PROVIDED DATA:
[start]
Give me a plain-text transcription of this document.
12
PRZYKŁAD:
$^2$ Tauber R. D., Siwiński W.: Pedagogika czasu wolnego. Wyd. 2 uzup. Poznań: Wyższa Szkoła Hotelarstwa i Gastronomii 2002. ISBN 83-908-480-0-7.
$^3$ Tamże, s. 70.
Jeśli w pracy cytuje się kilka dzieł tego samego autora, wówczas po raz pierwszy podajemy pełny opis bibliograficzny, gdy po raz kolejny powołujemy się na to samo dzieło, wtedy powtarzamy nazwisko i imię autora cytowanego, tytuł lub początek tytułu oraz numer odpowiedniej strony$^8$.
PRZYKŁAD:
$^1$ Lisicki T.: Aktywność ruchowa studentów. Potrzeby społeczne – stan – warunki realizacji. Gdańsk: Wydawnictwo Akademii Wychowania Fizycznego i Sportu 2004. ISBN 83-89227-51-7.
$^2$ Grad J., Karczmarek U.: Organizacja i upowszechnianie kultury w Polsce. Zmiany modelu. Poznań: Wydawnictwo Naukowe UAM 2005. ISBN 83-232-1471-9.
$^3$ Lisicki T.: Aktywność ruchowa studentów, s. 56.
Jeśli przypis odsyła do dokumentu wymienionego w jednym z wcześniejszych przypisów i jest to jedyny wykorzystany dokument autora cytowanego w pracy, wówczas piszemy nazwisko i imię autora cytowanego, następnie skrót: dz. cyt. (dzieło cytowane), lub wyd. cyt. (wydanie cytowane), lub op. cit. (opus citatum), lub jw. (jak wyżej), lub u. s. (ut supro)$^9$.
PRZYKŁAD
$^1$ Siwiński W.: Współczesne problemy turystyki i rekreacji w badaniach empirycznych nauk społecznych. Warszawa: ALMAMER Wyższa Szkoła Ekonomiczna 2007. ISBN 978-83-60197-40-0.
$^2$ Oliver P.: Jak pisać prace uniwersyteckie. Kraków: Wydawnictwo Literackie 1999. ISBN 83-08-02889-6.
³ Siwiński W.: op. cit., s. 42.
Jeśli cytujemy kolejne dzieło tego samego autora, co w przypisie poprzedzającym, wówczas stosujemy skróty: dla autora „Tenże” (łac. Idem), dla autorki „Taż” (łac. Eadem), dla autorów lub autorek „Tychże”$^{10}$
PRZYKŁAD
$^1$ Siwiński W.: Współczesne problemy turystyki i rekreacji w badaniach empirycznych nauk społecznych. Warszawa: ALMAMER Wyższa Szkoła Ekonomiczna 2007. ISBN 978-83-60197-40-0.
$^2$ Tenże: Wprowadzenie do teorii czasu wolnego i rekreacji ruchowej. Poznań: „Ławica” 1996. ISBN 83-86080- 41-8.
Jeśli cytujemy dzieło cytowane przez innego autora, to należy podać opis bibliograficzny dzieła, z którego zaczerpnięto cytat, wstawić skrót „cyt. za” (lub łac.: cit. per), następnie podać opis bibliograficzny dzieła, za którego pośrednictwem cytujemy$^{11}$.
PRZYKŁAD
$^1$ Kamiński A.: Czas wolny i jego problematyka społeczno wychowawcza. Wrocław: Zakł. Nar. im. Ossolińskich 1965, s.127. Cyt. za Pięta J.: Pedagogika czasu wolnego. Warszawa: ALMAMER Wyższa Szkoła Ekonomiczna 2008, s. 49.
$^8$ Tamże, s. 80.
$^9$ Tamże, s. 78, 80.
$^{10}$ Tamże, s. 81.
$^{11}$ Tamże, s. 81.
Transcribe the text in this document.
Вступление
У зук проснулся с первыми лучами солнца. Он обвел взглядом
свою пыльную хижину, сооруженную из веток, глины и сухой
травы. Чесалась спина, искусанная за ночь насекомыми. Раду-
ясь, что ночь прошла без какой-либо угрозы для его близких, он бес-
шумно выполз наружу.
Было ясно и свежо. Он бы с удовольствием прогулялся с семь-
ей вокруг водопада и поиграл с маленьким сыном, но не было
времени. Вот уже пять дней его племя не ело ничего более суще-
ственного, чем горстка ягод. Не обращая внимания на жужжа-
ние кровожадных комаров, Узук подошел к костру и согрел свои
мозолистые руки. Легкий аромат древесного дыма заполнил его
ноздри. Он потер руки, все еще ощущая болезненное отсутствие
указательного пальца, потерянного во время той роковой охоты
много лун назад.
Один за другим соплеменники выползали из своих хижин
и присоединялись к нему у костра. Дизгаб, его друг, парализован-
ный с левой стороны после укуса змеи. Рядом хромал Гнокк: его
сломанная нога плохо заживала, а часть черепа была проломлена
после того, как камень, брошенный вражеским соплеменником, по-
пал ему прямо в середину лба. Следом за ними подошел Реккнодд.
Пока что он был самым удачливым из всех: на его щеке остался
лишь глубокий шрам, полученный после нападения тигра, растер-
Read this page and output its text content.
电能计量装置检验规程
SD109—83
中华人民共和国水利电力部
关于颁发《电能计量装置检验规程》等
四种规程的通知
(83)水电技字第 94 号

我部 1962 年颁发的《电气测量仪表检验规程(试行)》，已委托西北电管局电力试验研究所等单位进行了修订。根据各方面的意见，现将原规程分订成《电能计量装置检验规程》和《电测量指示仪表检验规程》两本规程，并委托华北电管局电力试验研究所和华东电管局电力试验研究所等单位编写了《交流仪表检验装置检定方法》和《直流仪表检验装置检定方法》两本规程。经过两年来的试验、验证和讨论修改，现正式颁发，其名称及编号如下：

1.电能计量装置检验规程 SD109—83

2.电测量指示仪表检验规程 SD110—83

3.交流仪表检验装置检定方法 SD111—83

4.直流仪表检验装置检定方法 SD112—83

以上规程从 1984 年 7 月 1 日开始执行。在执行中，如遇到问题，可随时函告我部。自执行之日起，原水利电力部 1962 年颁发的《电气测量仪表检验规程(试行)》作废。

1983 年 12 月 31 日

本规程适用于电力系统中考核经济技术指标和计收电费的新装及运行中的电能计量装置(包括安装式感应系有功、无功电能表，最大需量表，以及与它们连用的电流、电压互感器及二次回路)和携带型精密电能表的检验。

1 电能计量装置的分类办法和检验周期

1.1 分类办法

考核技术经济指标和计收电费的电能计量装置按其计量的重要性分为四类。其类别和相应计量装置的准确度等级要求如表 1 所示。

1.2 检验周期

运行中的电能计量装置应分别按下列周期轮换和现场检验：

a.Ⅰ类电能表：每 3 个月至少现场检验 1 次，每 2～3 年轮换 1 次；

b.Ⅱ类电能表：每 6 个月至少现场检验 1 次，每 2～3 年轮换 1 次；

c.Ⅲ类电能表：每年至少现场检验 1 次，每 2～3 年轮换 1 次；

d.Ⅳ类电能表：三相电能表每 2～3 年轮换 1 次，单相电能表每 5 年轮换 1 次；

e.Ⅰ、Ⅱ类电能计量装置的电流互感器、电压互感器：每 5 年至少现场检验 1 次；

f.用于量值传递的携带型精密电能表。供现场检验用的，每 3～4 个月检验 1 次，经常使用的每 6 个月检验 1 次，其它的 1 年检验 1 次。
[end]
PROBLEM TO WORK ON:
Each entry above is to be printed again exactly.

WRITTEN ANSWER:
Give me a plain-text transcription of this document.
12
PRZYKŁAD:
$^2$ Tauber R. D., Siwiński W.: Pedagogika czasu wolnego. Wyd. 2 uzup. Poznań: Wyższa Szkoła Hotelarstwa i Gastronomii 2002. ISBN 83-908-480-0-7.
$^3$ Tamże, s. 70.
Jeśli w pracy cytuje się kilka dzieł tego samego autora, wówczas po raz pierwszy podajemy pełny opis bibliograficzny, gdy po raz kolejny powołujemy się na to samo dzieło, wtedy powtarzamy nazwisko i imię autora cytowanego, tytuł lub początek tytułu oraz numer odpowiedniej strony$^8$.
PRZYKŁAD:
$^1$ Lisicki T.: Aktywność ruchowa studentów. Potrzeby społeczne – stan – warunki realizacji. Gdańsk: Wydawnictwo Akademii Wychowania Fizycznego i Sportu 2004. ISBN 83-89227-51-7.
$^2$ Grad J., Karczmarek U.: Organizacja i upowszechnianie kultury w Polsce. Zmiany modelu. Poznań: Wydawnictwo Naukowe UAM 2005. ISBN 83-232-1471-9.
$^3$ Lisicki T.: Aktywność ruchowa studentów, s. 56.
Jeśli przypis odsyła do dokumentu wymienionego w jednym z wcześniejszych przypisów i jest to jedyny wykorzystany dokument autora cytowanego w pracy, wówczas piszemy nazwisko i imię autora cytowanego, następnie skrót: dz. cyt. (dzieło cytowane), lub wyd. cyt. (wydanie cytowane), lub op. cit. (opus citatum), lub jw. (jak wyżej), lub u. s. (ut supro)$^9$.
PRZYKŁAD
$^1$ Siwiński W.: Współczesne problemy turystyki i rekreacji w badaniach empirycznych nauk społecznych. Warszawa: ALMAMER Wyższa Szkoła Ekonomiczna 2007. ISBN 978-83-60197-40-0.
$^2$ Oliver P.: Jak pisać prace uniwersyteckie. Kraków: Wydawnictwo Literackie 1999. ISBN 83-08-02889-6.
³ Siwiński W.: op. cit., s. 42.
Jeśli cytujemy kolejne dzieło tego samego autora, co w przypisie poprzedzającym, wówczas stosujemy skróty: dla autora „Tenże” (łac. Idem), dla autorki „Taż” (łac. Eadem), dla autorów lub autorek „Tychże”$^{10}$
PRZYKŁAD
$^1$ Siwiński W.: Współczesne problemy turystyki i rekreacji w badaniach empirycznych nauk społecznych. Warszawa: ALMAMER Wyższa Szkoła Ekonomiczna 2007. ISBN 978-83-60197-40-0.
$^2$ Tenże: Wprowadzenie do teorii czasu wolnego i rekreacji ruchowej. Poznań: „Ławica” 1996. ISBN 83-86080- 41-8.
Jeśli cytujemy dzieło cytowane przez innego autora, to należy podać opis bibliograficzny dzieła, z którego zaczerpnięto cytat, wstawić skrót „cyt. za” (lub łac.: cit. per), następnie podać opis bibliograficzny dzieła, za którego pośrednictwem cytujemy$^{11}$.
PRZYKŁAD
$^1$ Kamiński A.: Czas wolny i jego problematyka społeczno wychowawcza. Wrocław: Zakł. Nar. im. Ossolińskich 1965, s.127. Cyt. za Pięta J.: Pedagogika czasu wolnego. Warszawa: ALMAMER Wyższa Szkoła Ekonomiczna 2008, s. 49.
$^8$ Tamże, s. 80.
$^9$ Tamże, s. 78, 80.
$^{10}$ Tamże, s. 81.
$^{11}$ Tamże, s. 81.
Transcribe the text in this document.
Вступление
У зук проснулся с первыми лучами солнца. Он обвел взглядом
свою пыльную хижину, сооруженную из веток, глины и сухой
травы. Чесалась спина, искусанная за ночь насекомыми. Раду-
ясь, что ночь прошла без какой-либо угрозы для его близких, он бес-
шумно выполз наружу.
Было ясно и свежо. Он бы с удовольствием прогулялся с семь-
ей вокруг водопада и поиграл с маленьким сыном, но не было
времени. Вот уже пять дней его племя не ело ничего более суще-
ственного, чем горстка ягод. Не обращая внимания на жужжа-
ние кровожадных комаров, Узук подошел к костру и согрел свои
мозолистые руки. Легкий аромат древесного дыма заполнил его
ноздри. Он потер руки, все еще ощущая болезненное отсутствие
указательного пальца, потерянного во время той роковой охоты
много лун назад.
Один за другим соплеменники выползали из своих хижин
и присоединялись к нему у костра. Дизгаб, его друг, парализован-
ный с левой стороны после укуса змеи. Рядом хромал Гнокк: его
сломанная нога плохо заживала, а часть черепа была проломлена
после того, как камень, брошенный вражеским соплеменником, по-
пал ему прямо в середину лба. Следом за ними подошел Реккнодд.
Пока что он был самым удачливым из всех: на его щеке остался
лишь глубокий шрам, полученный после нападения тигра, растер-
Read this page and output its text content.
电能计量装置检验规程
SD109—83
中华人民共和国水利电力部
关于颁发《电能计量装置检验规程》等
四种规程的通知
(83)水电技字第 94 号

我部 1962 年颁发的《电气测量仪表检验规程(试行)》，已委托西北电管局电力试验研究所等单位进行了修订。根据各方面的意见，现将原规程分订成《电能计量装置检验规程》和《电测量指示仪表检验规程》两本规程，并委托华北电管局电力试验研究所和华东电管局电力试验研究所等单位编写了《交流仪表检验装置检定方法》和《直流仪表检验装置检定方法》两本规程。经过两年来的试验、验证和讨论修改，现正式颁发，其名称及编号如下：

1.电能计量装置检验规程 SD109—83

2.电测量指示仪表检验规程 SD110—83

3.交流仪表检验装置检定方法 SD111—83

4.直流仪表检验装置检定方法 SD112—83

以上规程从 1984 年 7 月 1 日开始执行。在执行中，如遇到问题，可随时函告我部。自执行之日起，原水利电力部 1962 年颁发的《电气测量仪表检验规程(试行)》作废。

1983 年 12 月 31 日

本规程适用于电力系统中考核经济技术指标和计收电费的新装及运行中的电能计量装置(包括安装式感应系有功、无功电能表，最大需量表，以及与它们连用的电流、电压互感器及二次回路)和携带型精密电能表的检验。

1 电能计量装置的分类办法和检验周期

1.1 分类办法

考核技术经济指标和计收电费的电能计量装置按其计量的重要性分为四类。其类别和相应计量装置的准确度等级要求如表 1 所示。

1.2 检验周期

运行中的电能计量装置应分别按下列周期轮换和现场检验：

a.Ⅰ类电能表：每 3 个月至少现场检验 1 次，每 2～3 年轮换 1 次；

b.Ⅱ类电能表：每 6 个月至少现场检验 1 次，每 2～3 年轮换 1 次；

c.Ⅲ类电能表：每年至少现场检验 1 次，每 2～3 年轮换 1 次；

d.Ⅳ类电能表：三相电能表每 2～3 年轮换 1 次，单相电能表每 5 年轮换 1 次；

e.Ⅰ、Ⅱ类电能计量装置的电流互感器、电压互感器：每 5 年至少现场检验 1 次；

f.用于量值传递的携带型精密电能表。供现场检验用的，每 3～4 个月检验 1 次，经常使用的每 6 个月检验 1 次，其它的 1 年检验 1 次。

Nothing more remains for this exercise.